═══ RECORDS SHOWN
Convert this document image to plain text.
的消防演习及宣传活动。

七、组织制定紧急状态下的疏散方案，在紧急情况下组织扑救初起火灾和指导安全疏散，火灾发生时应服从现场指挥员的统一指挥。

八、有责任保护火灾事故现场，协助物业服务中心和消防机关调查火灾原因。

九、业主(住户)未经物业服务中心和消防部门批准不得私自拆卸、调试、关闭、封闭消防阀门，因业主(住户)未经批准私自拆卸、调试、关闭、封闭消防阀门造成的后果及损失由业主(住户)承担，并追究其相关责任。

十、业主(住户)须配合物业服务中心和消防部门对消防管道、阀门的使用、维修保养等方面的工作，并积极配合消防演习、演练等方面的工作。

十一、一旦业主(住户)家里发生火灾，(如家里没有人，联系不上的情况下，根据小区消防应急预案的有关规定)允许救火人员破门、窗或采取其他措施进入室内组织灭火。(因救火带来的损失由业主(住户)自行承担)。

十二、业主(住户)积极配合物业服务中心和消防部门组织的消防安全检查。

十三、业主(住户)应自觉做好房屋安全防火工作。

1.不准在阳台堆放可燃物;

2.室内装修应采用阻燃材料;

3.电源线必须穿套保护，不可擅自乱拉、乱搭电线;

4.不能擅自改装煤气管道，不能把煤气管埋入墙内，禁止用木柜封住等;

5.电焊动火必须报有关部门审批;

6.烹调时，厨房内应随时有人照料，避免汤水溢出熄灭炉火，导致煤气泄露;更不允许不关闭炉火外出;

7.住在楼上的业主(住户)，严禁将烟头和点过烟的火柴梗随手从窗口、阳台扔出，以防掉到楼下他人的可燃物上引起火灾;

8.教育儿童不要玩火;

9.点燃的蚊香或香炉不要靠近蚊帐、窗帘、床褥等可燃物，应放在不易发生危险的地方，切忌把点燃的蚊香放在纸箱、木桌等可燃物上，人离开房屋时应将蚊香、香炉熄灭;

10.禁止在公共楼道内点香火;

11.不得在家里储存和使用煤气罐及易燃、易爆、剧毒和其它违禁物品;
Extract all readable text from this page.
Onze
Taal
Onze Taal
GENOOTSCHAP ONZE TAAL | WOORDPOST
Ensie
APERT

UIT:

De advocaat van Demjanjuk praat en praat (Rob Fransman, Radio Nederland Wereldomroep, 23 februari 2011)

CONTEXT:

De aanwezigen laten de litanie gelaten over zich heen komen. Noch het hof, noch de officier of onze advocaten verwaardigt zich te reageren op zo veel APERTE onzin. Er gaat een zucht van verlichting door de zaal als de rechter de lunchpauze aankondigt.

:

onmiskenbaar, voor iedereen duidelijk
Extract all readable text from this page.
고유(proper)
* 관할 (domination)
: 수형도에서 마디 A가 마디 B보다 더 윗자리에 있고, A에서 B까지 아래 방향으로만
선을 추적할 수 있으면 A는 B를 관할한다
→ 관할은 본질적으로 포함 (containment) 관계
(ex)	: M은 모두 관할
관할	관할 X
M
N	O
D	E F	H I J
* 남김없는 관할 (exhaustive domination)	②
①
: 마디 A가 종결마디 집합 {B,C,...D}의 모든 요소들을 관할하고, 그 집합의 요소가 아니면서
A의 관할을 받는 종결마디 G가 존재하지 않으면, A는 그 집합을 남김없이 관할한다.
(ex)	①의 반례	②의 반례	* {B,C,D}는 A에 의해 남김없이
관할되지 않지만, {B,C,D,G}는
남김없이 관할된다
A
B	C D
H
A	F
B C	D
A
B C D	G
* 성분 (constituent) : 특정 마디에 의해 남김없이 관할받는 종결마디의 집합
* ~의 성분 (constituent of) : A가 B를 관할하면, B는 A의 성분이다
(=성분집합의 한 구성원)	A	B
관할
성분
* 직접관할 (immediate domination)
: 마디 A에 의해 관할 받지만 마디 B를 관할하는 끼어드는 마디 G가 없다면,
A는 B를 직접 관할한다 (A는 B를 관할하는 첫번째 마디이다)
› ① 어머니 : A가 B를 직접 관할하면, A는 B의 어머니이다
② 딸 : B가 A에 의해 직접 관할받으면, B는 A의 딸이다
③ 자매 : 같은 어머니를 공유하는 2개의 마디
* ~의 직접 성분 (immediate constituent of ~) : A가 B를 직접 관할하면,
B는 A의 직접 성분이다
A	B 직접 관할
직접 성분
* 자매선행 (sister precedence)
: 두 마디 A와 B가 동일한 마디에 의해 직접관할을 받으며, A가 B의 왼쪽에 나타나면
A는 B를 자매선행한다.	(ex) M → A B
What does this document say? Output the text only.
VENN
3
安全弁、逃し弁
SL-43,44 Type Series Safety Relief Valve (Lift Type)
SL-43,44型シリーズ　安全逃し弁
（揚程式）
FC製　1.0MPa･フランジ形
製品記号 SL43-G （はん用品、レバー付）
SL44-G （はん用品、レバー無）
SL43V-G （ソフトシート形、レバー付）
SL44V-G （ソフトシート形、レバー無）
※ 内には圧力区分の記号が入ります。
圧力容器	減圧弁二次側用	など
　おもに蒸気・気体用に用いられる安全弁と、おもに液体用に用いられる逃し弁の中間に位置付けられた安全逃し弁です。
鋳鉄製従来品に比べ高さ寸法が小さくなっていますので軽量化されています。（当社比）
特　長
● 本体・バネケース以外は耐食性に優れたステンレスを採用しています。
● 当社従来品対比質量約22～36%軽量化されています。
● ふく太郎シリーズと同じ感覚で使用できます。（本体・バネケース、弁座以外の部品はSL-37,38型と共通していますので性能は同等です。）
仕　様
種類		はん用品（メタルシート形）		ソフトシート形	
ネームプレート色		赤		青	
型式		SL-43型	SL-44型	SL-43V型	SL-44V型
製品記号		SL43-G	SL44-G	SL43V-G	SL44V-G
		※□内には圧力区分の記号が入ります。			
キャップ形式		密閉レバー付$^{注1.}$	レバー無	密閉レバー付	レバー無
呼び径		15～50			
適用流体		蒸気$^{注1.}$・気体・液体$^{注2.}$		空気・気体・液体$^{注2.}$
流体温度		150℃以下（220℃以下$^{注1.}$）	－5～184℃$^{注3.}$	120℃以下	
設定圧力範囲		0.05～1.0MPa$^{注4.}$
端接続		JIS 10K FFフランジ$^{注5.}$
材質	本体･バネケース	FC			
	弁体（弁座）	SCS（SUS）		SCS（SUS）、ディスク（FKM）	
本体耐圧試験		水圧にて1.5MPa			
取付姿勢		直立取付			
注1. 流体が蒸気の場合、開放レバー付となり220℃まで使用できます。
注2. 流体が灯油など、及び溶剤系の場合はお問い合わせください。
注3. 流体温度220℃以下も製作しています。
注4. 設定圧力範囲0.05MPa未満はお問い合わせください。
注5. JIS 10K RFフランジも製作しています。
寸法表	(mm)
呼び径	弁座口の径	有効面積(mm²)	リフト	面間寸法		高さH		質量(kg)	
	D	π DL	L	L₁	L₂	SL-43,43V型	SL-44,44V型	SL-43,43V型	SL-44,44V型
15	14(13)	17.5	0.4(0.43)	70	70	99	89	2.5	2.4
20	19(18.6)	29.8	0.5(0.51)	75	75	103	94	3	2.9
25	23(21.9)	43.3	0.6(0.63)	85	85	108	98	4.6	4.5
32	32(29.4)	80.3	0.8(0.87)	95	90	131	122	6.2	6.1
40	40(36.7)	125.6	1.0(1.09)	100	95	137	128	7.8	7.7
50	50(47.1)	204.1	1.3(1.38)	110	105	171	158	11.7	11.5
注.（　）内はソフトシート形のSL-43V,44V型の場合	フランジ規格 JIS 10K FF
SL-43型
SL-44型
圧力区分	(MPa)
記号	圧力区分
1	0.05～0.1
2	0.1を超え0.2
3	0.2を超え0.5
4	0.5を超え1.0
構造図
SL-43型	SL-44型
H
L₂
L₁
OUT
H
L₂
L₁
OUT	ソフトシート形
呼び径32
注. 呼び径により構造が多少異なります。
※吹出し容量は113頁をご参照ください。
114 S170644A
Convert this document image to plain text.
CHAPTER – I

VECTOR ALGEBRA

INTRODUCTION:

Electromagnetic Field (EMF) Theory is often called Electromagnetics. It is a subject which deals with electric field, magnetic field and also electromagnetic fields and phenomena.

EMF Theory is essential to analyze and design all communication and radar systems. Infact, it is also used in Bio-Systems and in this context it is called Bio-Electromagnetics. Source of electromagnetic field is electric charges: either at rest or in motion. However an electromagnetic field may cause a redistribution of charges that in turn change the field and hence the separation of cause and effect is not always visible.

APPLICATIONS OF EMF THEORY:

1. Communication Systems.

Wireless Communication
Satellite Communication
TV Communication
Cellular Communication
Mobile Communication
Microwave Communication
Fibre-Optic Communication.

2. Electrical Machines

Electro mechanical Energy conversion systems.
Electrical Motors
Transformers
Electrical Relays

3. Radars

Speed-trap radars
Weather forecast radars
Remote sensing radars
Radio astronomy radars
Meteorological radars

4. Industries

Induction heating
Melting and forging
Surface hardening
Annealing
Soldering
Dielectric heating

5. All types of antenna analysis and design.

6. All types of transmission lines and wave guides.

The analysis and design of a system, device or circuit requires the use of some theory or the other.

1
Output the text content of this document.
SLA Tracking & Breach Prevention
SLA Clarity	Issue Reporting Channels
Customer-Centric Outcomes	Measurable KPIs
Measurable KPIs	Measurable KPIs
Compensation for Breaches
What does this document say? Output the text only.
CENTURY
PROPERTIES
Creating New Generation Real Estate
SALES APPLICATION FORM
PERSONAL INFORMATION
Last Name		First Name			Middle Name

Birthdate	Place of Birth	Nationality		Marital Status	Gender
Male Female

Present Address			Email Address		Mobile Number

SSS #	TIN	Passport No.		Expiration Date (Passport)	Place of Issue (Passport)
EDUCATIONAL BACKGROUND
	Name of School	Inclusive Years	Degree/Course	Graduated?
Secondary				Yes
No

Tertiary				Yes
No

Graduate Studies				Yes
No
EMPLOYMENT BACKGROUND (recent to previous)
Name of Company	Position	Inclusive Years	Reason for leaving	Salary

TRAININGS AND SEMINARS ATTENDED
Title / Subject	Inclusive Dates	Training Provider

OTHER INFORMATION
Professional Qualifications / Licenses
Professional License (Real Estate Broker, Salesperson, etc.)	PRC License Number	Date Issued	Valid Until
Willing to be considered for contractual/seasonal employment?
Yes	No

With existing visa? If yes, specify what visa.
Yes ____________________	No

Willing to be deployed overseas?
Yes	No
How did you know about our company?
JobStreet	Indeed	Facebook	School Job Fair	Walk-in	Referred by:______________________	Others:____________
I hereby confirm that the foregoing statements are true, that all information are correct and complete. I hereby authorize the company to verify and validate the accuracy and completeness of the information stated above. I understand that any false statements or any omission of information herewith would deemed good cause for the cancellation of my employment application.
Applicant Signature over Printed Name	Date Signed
══════
THE REQUEST: Look for the word "内には圧力区分の記号が入ります" in every line of the listing and copy the lines that have it.

EXERCISE SOLUTION:
※ 内には圧力区分の記号が入ります。
		※□内には圧力区分の記号が入ります。			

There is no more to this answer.